──────── EXCERPTED RECORDS

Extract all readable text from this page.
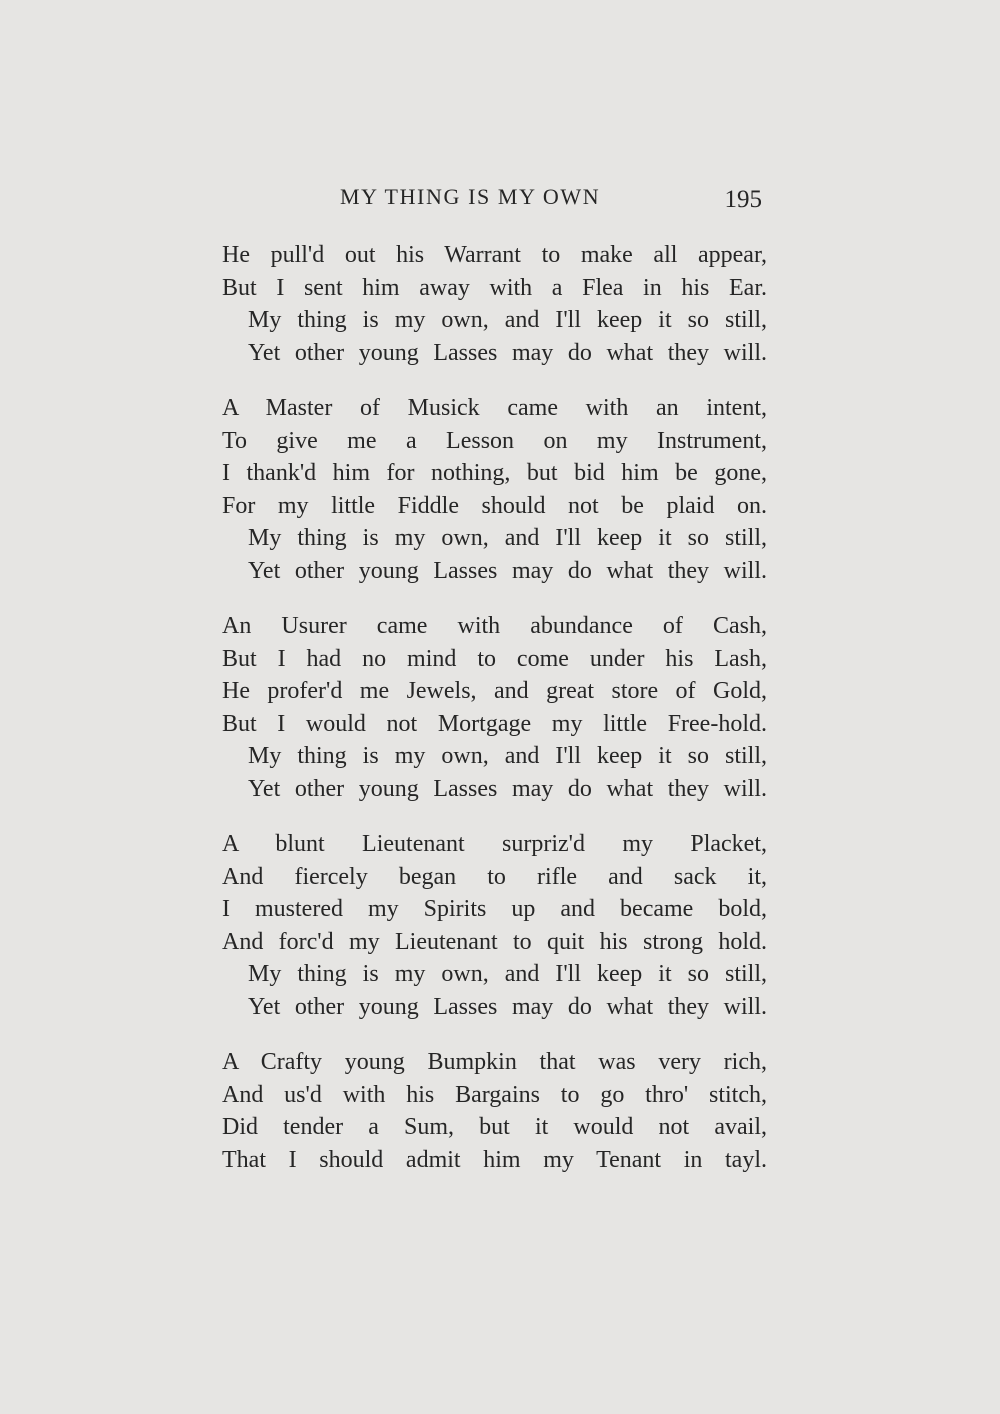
MY THING IS MY OWN	195
He pull'd out his Warrant to make all appear,
But I sent him away with a Flea in his Ear.
My thing is my own, and I'll keep it so still,
Yet other young Lasses may do what they will.
A Master of Musick came with an intent,
To give me a Lesson on my Instrument,
I thank'd him for nothing, but bid him be gone,
For my little Fiddle should not be plaid on.
My thing is my own, and I'll keep it so still,
Yet other young Lasses may do what they will.
An Usurer came with abundance of Cash,
But I had no mind to come under his Lash,
He profer'd me Jewels, and great store of Gold,
But I would not Mortgage my little Free-hold.
My thing is my own, and I'll keep it so still,
Yet other young Lasses may do what they will.
A blunt Lieutenant surpriz'd my Placket,
And fiercely began to rifle and sack it,
I mustered my Spirits up and became bold,
And forc'd my Lieutenant to quit his strong hold.
My thing is my own, and I'll keep it so still,
Yet other young Lasses may do what they will.
A Crafty young Bumpkin that was very rich,
And us'd with his Bargains to go thro' stitch,
Did tender a Sum, but it would not avail,
That I should admit him my Tenant in tayl.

────────────────

** WRITTEN PROBLEM **
Transcribe the full listing above exactly as it stands, minus the pictures.

** SOLUTION **
Extract all readable text from this page.
MY THING IS MY OWN	195
He pull'd out his Warrant to make all appear,
But I sent him away with a Flea in his Ear.
My thing is my own, and I'll keep it so still,
Yet other young Lasses may do what they will.
A Master of Musick came with an intent,
To give me a Lesson on my Instrument,
I thank'd him for nothing, but bid him be gone,
For my little Fiddle should not be plaid on.
My thing is my own, and I'll keep it so still,
Yet other young Lasses may do what they will.
An Usurer came with abundance of Cash,
But I had no mind to come under his Lash,
He profer'd me Jewels, and great store of Gold,
But I would not Mortgage my little Free-hold.
My thing is my own, and I'll keep it so still,
Yet other young Lasses may do what they will.
A blunt Lieutenant surpriz'd my Placket,
And fiercely began to rifle and sack it,
I mustered my Spirits up and became bold,
And forc'd my Lieutenant to quit his strong hold.
My thing is my own, and I'll keep it so still,
Yet other young Lasses may do what they will.
A Crafty young Bumpkin that was very rich,
And us'd with his Bargains to go thro' stitch,
Did tender a Sum, but it would not avail,
That I should admit him my Tenant in tayl.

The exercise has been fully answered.